%%

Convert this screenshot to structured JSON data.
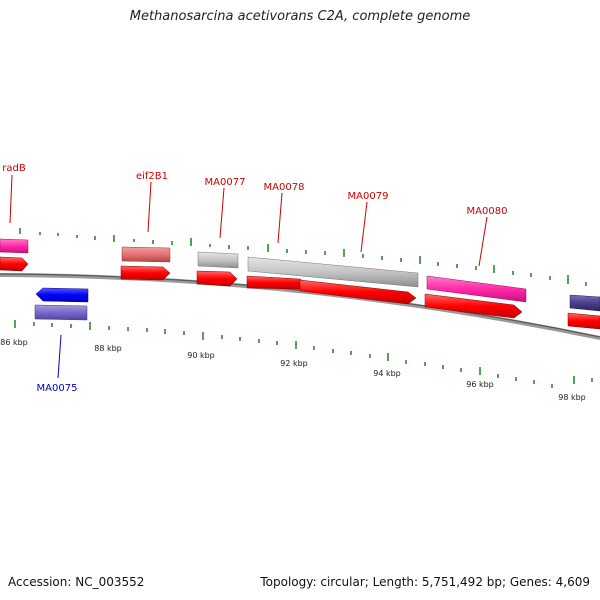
{
  "title": "Methanosarcina acetivorans C2A, complete genome",
  "footer": {
    "accession": "Accession: NC_003552",
    "summary": "Topology: circular; Length: 5,751,492 bp; Genes: 4,609"
  },
  "colors": {
    "backbone": "#777777",
    "tick": "#2a8a2a",
    "cds": "#ff0000",
    "gene_pink": "#ff2aa8",
    "gene_salmon": "#e87070",
    "gene_grey": "#c4c4c4",
    "gene_blue": "#0000ff",
    "gene_purple": "#7a68c8",
    "gene_indigo": "#4a3f8c",
    "label_forward": "#cc0000",
    "label_reverse": "#0000cc"
  },
  "scale_labels": [
    "86 kbp",
    "88 kbp",
    "90 kbp",
    "92 kbp",
    "94 kbp",
    "96 kbp",
    "98 kbp"
  ],
  "gene_labels": [
    {
      "id": "radB",
      "text": "radB"
    },
    {
      "id": "eif2B1",
      "text": "eif2B1"
    },
    {
      "id": "MA0077",
      "text": "MA0077"
    },
    {
      "id": "MA0078",
      "text": "MA0078"
    },
    {
      "id": "MA0079",
      "text": "MA0079"
    },
    {
      "id": "MA0080",
      "text": "MA0080"
    },
    {
      "id": "MA0075",
      "text": "MA0075"
    }
  ]
}
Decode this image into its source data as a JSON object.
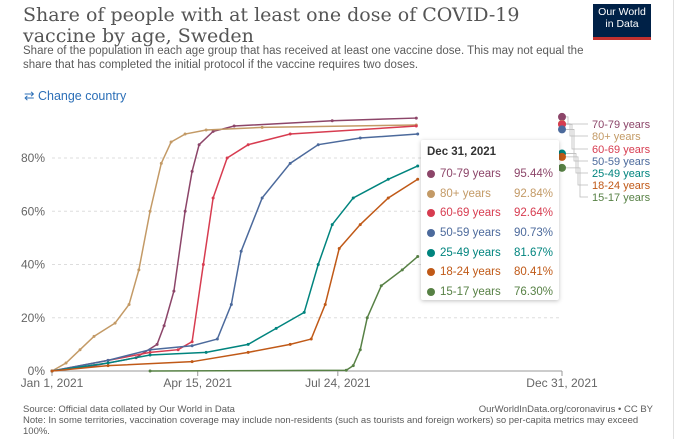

%%

• _REQUIRED WORK_
Gather up every line from the listing above in which the word "data" occurs.

• _RESULT FOR THIS TASK_
Convert this screenshot to structured JSON data.
Decode this image into its source data as a JSON object.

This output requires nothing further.